======== Listing

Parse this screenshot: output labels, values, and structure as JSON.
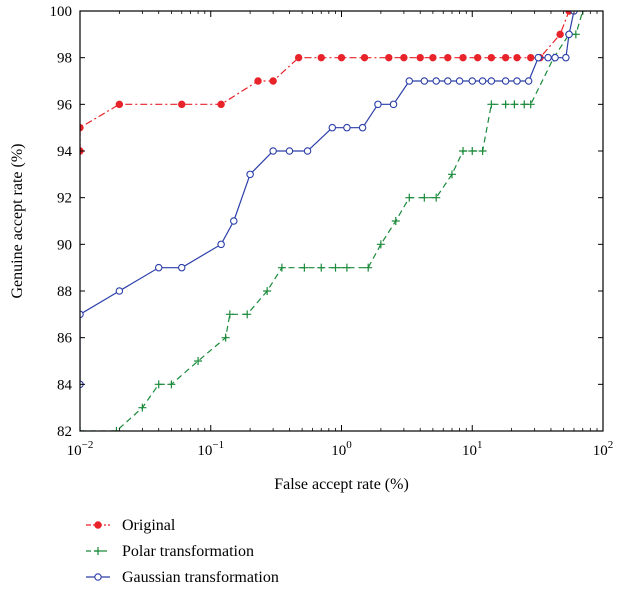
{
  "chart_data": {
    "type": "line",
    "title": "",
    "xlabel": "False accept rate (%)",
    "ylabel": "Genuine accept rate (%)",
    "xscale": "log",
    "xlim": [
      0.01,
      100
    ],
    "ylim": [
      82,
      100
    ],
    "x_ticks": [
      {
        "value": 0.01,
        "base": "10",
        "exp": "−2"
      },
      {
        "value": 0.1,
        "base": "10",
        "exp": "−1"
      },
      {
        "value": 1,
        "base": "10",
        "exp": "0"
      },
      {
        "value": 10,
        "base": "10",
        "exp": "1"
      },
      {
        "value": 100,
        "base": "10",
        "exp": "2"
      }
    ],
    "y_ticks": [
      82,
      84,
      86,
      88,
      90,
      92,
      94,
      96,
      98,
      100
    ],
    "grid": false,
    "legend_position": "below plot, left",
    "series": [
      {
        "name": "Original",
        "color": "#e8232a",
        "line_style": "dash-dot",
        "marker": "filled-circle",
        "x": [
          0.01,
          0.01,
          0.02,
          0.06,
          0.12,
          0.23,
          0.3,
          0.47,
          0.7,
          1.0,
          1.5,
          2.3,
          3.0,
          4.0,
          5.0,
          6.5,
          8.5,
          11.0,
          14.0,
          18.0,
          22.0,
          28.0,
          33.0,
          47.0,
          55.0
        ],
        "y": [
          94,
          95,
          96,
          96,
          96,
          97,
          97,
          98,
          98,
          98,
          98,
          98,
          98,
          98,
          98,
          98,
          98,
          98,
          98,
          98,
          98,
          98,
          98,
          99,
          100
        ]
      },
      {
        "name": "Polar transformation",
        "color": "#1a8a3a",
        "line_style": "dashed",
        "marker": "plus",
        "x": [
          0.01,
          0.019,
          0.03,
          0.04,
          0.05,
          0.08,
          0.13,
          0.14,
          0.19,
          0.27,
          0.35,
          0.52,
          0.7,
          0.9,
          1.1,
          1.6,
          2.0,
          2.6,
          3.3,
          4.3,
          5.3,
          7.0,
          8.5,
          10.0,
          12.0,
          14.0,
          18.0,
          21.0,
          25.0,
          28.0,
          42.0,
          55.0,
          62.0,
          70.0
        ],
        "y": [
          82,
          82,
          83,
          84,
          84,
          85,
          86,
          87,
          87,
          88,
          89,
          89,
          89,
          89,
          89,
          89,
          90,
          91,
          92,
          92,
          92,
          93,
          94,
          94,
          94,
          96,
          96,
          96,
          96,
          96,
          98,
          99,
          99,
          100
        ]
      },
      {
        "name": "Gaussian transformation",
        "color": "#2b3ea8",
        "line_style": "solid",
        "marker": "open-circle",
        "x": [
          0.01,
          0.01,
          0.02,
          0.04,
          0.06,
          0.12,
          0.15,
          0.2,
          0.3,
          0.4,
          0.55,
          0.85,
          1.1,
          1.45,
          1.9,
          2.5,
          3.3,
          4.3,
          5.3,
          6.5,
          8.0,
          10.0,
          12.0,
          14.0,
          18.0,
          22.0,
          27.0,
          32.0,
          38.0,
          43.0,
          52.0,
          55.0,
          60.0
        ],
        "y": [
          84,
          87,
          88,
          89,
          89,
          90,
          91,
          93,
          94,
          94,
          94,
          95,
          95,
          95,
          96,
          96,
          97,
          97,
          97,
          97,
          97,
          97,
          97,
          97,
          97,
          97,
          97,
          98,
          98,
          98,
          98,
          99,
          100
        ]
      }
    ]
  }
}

================

_Set task_. Pictures are to be left out; the records above must be repeated word for word.

_Written reply_.
Parse this screenshot: output labels, values, and structure as JSON.
{
  "chart_data": {
    "type": "line",
    "title": "",
    "xlabel": "False accept rate (%)",
    "ylabel": "Genuine accept rate (%)",
    "xscale": "log",
    "xlim": [
      0.01,
      100
    ],
    "ylim": [
      82,
      100
    ],
    "x_ticks": [
      {
        "value": 0.01,
        "base": "10",
        "exp": "−2"
      },
      {
        "value": 0.1,
        "base": "10",
        "exp": "−1"
      },
      {
        "value": 1,
        "base": "10",
        "exp": "0"
      },
      {
        "value": 10,
        "base": "10",
        "exp": "1"
      },
      {
        "value": 100,
        "base": "10",
        "exp": "2"
      }
    ],
    "y_ticks": [
      82,
      84,
      86,
      88,
      90,
      92,
      94,
      96,
      98,
      100
    ],
    "grid": false,
    "legend_position": "below plot, left",
    "series": [
      {
        "name": "Original",
        "color": "#e8232a",
        "line_style": "dash-dot",
        "marker": "filled-circle",
        "x": [
          0.01,
          0.01,
          0.02,
          0.06,
          0.12,
          0.23,
          0.3,
          0.47,
          0.7,
          1.0,
          1.5,
          2.3,
          3.0,
          4.0,
          5.0,
          6.5,
          8.5,
          11.0,
          14.0,
          18.0,
          22.0,
          28.0,
          33.0,
          47.0,
          55.0
        ],
        "y": [
          94,
          95,
          96,
          96,
          96,
          97,
          97,
          98,
          98,
          98,
          98,
          98,
          98,
          98,
          98,
          98,
          98,
          98,
          98,
          98,
          98,
          98,
          98,
          99,
          100
        ]
      },
      {
        "name": "Polar transformation",
        "color": "#1a8a3a",
        "line_style": "dashed",
        "marker": "plus",
        "x": [
          0.01,
          0.019,
          0.03,
          0.04,
          0.05,
          0.08,
          0.13,
          0.14,
          0.19,
          0.27,
          0.35,
          0.52,
          0.7,
          0.9,
          1.1,
          1.6,
          2.0,
          2.6,
          3.3,
          4.3,
          5.3,
          7.0,
          8.5,
          10.0,
          12.0,
          14.0,
          18.0,
          21.0,
          25.0,
          28.0,
          42.0,
          55.0,
          62.0,
          70.0
        ],
        "y": [
          82,
          82,
          83,
          84,
          84,
          85,
          86,
          87,
          87,
          88,
          89,
          89,
          89,
          89,
          89,
          89,
          90,
          91,
          92,
          92,
          92,
          93,
          94,
          94,
          94,
          96,
          96,
          96,
          96,
          96,
          98,
          99,
          99,
          100
        ]
      },
      {
        "name": "Gaussian transformation",
        "color": "#2b3ea8",
        "line_style": "solid",
        "marker": "open-circle",
        "x": [
          0.01,
          0.01,
          0.02,
          0.04,
          0.06,
          0.12,
          0.15,
          0.2,
          0.3,
          0.4,
          0.55,
          0.85,
          1.1,
          1.45,
          1.9,
          2.5,
          3.3,
          4.3,
          5.3,
          6.5,
          8.0,
          10.0,
          12.0,
          14.0,
          18.0,
          22.0,
          27.0,
          32.0,
          38.0,
          43.0,
          52.0,
          55.0,
          60.0
        ],
        "y": [
          84,
          87,
          88,
          89,
          89,
          90,
          91,
          93,
          94,
          94,
          94,
          95,
          95,
          95,
          96,
          96,
          97,
          97,
          97,
          97,
          97,
          97,
          97,
          97,
          97,
          97,
          97,
          98,
          98,
          98,
          98,
          99,
          100
        ]
      }
    ]
  }
}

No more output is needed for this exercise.